Element location listings:
****************

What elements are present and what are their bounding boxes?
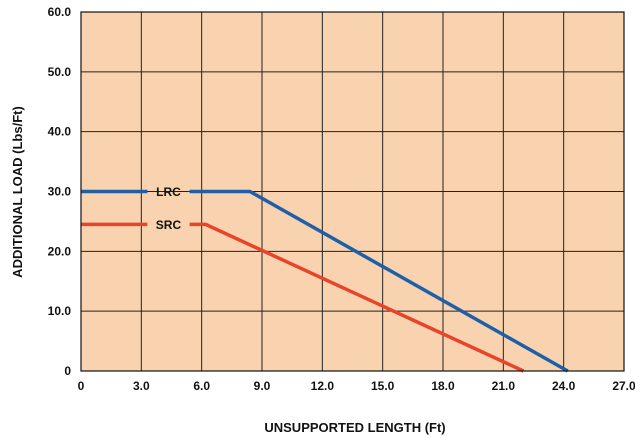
y-tick-label: 30.0: [48, 185, 72, 199]
x-axis-title: UNSUPPORTED LENGTH (Ft): [264, 420, 445, 435]
x-tick-label: 21.0: [492, 379, 516, 393]
series-line-lrc: [189, 189, 569, 373]
x-tick-label: 27.0: [612, 379, 635, 393]
x-tick-label: 9.0: [254, 379, 271, 393]
plot-frame: [80, 11, 625, 372]
y-tick-label: 0: [64, 364, 71, 378]
x-tick-label: 15.0: [371, 379, 395, 393]
series-line-src: [189, 222, 525, 373]
x-tick-label: 3.0: [133, 379, 150, 393]
y-tick-label: 20.0: [48, 244, 72, 258]
x-tick-label: 6.0: [193, 379, 210, 393]
plot-border: [80, 11, 625, 372]
series-label-src: SRC: [156, 218, 182, 232]
y-tick-label: 50.0: [48, 65, 72, 79]
y-axis-title: ADDITIONAL LOAD (Lbs/Ft): [10, 106, 25, 278]
x-tick-label: 12.0: [311, 379, 335, 393]
x-tick-labels: 0 3.0 6.0 9.0 12.0 15.0 18.0 21.0 24.0 27.0: [78, 379, 635, 393]
y-tick-label: 60.0: [48, 5, 72, 19]
x-tick-label: 0: [78, 379, 85, 393]
x-tick-label: 24.0: [552, 379, 576, 393]
series-label-lrc: LRC: [156, 185, 181, 199]
series-lines: LRC SRC: [81, 185, 569, 373]
x-tick-label: 18.0: [431, 379, 455, 393]
y-tick-label: 10.0: [48, 304, 72, 318]
y-tick-labels: 0 10.0 20.0 30.0 40.0 50.0 60.0: [48, 5, 72, 378]
y-tick-label: 40.0: [48, 125, 72, 139]
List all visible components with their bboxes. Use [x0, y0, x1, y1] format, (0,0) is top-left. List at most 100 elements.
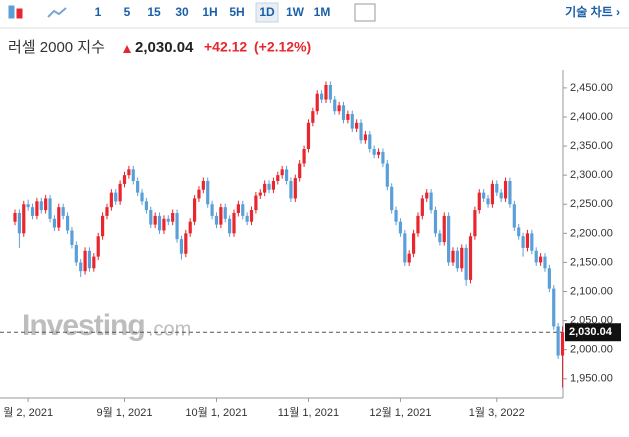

****************

• [TASK DESCRIPTION]: Copy every line of the entries above word for word, leaving out the pictures.

• [EXERCISE RESPONSE]:
What elements are present and what are their bounding boxes?
y-tick-label: 30.0: [48, 185, 72, 199]
x-axis-title: UNSUPPORTED LENGTH (Ft): [264, 420, 445, 435]
x-tick-label: 21.0: [492, 379, 516, 393]
series-line-lrc: [189, 189, 569, 373]
x-tick-label: 27.0: [612, 379, 635, 393]
x-tick-label: 9.0: [254, 379, 271, 393]
plot-frame: [80, 11, 625, 372]
y-tick-label: 0: [64, 364, 71, 378]
x-tick-label: 15.0: [371, 379, 395, 393]
series-line-src: [189, 222, 525, 373]
x-tick-label: 3.0: [133, 379, 150, 393]
y-tick-label: 20.0: [48, 244, 72, 258]
x-tick-label: 6.0: [193, 379, 210, 393]
plot-border: [80, 11, 625, 372]
series-label-src: SRC: [156, 218, 182, 232]
y-tick-label: 50.0: [48, 65, 72, 79]
y-axis-title: ADDITIONAL LOAD (Lbs/Ft): [10, 106, 25, 278]
x-tick-label: 12.0: [311, 379, 335, 393]
x-tick-labels: 0 3.0 6.0 9.0 12.0 15.0 18.0 21.0 24.0 27.0: [78, 379, 635, 393]
y-tick-label: 60.0: [48, 5, 72, 19]
x-tick-label: 0: [78, 379, 85, 393]
x-tick-label: 24.0: [552, 379, 576, 393]
series-label-lrc: LRC: [156, 185, 181, 199]
series-lines: LRC SRC: [81, 185, 569, 373]
x-tick-label: 18.0: [431, 379, 455, 393]
y-tick-label: 10.0: [48, 304, 72, 318]
y-tick-labels: 0 10.0 20.0 30.0 40.0 50.0 60.0: [48, 5, 72, 378]
y-tick-label: 40.0: [48, 125, 72, 139]
List all visible components with their bboxes. Use [x0, y0, x1, y1] format, (0,0) is top-left. List at most 100 elements.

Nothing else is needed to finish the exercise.